_INSTRUCTION:_ Give only the number of lines below that contain the word "ffffff".

_LISTED RECORDS:_

+---+

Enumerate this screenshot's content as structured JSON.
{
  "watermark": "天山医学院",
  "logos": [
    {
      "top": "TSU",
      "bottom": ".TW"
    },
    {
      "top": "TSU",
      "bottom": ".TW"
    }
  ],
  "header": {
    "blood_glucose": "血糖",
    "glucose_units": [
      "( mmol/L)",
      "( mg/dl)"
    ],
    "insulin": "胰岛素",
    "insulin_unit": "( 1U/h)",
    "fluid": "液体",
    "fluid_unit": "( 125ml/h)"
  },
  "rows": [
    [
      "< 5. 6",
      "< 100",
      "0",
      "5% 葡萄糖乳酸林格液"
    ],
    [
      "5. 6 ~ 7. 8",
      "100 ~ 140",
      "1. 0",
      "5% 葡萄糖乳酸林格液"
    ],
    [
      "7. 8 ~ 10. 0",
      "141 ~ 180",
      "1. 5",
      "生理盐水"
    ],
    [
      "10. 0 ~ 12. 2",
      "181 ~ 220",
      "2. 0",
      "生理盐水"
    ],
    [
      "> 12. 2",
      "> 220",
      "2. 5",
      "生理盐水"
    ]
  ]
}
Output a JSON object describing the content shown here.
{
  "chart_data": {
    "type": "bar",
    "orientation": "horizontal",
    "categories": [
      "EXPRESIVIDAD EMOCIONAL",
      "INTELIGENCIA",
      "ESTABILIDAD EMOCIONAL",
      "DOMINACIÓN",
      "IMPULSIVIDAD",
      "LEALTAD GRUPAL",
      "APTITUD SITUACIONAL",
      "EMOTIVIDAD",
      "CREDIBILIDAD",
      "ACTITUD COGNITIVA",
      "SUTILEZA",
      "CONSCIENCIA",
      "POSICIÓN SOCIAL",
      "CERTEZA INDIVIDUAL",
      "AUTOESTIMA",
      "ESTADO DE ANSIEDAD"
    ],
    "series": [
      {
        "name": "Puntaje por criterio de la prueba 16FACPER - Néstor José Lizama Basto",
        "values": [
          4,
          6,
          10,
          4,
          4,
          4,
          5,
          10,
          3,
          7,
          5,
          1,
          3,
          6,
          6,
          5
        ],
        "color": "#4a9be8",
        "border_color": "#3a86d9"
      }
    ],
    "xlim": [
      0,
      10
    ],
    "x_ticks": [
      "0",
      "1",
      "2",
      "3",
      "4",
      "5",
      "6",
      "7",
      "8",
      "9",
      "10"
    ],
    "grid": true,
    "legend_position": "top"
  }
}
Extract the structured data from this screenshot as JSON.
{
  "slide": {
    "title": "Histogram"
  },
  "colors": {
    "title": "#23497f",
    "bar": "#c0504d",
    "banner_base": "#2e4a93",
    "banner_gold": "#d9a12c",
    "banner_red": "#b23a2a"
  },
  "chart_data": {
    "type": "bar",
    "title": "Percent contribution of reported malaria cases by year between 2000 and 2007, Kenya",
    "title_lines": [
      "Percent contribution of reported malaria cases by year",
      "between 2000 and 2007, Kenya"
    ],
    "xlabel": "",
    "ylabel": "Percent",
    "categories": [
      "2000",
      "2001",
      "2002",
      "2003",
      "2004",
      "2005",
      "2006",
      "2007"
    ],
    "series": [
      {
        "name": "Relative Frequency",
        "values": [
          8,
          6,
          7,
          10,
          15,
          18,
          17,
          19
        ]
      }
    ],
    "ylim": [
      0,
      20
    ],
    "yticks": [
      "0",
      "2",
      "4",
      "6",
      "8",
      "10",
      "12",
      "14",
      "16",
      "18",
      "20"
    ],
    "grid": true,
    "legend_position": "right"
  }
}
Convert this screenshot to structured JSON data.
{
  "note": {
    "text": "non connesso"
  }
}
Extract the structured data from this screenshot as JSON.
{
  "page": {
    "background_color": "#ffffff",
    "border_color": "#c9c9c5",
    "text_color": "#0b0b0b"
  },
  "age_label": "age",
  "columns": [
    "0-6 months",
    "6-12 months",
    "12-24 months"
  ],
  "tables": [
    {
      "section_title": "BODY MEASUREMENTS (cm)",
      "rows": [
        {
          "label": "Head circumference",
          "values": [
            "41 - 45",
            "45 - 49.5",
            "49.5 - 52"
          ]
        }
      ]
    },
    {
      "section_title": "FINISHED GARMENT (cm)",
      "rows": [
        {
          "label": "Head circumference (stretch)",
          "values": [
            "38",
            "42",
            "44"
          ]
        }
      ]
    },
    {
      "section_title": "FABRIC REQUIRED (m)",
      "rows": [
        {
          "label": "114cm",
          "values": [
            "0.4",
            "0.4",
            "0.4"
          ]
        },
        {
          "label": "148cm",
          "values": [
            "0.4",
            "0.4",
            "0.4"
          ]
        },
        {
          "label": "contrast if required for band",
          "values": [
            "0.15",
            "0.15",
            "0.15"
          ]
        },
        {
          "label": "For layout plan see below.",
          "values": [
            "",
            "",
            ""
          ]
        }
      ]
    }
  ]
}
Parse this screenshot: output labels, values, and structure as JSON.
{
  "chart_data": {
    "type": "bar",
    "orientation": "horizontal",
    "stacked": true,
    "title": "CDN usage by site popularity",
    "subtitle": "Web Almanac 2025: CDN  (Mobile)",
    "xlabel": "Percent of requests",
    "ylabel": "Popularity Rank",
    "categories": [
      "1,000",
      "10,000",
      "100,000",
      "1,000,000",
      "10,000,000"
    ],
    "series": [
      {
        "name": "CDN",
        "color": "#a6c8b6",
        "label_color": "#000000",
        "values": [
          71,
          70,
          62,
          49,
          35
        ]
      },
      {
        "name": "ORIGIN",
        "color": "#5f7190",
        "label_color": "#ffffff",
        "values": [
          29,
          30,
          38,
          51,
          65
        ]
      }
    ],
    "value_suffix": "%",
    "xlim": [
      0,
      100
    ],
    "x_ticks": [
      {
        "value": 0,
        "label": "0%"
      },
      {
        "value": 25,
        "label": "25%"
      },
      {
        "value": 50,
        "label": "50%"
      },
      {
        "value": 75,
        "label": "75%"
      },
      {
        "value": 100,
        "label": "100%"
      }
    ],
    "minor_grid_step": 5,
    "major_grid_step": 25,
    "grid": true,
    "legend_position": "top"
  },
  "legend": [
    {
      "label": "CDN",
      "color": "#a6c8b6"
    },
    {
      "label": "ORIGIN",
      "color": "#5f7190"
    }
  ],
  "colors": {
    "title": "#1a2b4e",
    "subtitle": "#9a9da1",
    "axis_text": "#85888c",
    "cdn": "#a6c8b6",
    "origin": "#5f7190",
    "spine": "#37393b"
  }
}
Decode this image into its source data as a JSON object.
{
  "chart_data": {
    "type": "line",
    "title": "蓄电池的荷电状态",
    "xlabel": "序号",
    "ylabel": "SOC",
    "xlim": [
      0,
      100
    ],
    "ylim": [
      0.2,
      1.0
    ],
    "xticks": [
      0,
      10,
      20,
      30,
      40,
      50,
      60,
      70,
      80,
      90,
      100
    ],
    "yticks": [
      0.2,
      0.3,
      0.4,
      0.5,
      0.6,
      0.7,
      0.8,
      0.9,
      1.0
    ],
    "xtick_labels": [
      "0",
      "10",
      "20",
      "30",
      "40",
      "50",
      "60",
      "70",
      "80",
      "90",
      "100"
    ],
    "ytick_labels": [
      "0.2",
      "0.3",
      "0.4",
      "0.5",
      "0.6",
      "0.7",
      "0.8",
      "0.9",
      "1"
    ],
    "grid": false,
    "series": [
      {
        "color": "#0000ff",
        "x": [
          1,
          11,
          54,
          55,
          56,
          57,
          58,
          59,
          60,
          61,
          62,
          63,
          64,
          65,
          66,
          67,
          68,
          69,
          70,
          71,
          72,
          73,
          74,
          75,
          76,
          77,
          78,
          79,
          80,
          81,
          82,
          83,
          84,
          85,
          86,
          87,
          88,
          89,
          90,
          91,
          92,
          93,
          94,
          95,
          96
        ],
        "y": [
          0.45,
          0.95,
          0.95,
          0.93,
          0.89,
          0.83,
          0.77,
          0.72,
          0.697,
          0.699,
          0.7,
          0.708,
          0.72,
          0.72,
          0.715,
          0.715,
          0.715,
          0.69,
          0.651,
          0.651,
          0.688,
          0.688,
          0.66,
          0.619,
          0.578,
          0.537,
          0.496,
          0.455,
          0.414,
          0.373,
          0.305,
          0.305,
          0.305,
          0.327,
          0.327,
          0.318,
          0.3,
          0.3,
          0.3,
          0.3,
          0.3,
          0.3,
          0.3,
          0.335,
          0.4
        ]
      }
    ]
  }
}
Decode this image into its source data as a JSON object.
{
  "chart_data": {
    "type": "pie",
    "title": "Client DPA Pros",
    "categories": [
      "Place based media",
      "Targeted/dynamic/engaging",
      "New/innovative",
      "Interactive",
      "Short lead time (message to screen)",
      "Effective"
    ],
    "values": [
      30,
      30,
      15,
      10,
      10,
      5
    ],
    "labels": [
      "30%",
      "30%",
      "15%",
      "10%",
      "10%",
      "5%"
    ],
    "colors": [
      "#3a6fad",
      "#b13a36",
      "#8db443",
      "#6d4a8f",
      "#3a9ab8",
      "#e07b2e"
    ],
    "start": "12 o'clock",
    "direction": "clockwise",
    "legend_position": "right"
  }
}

+---+

_ANSWER FOR THIS EXERCISE:_ 2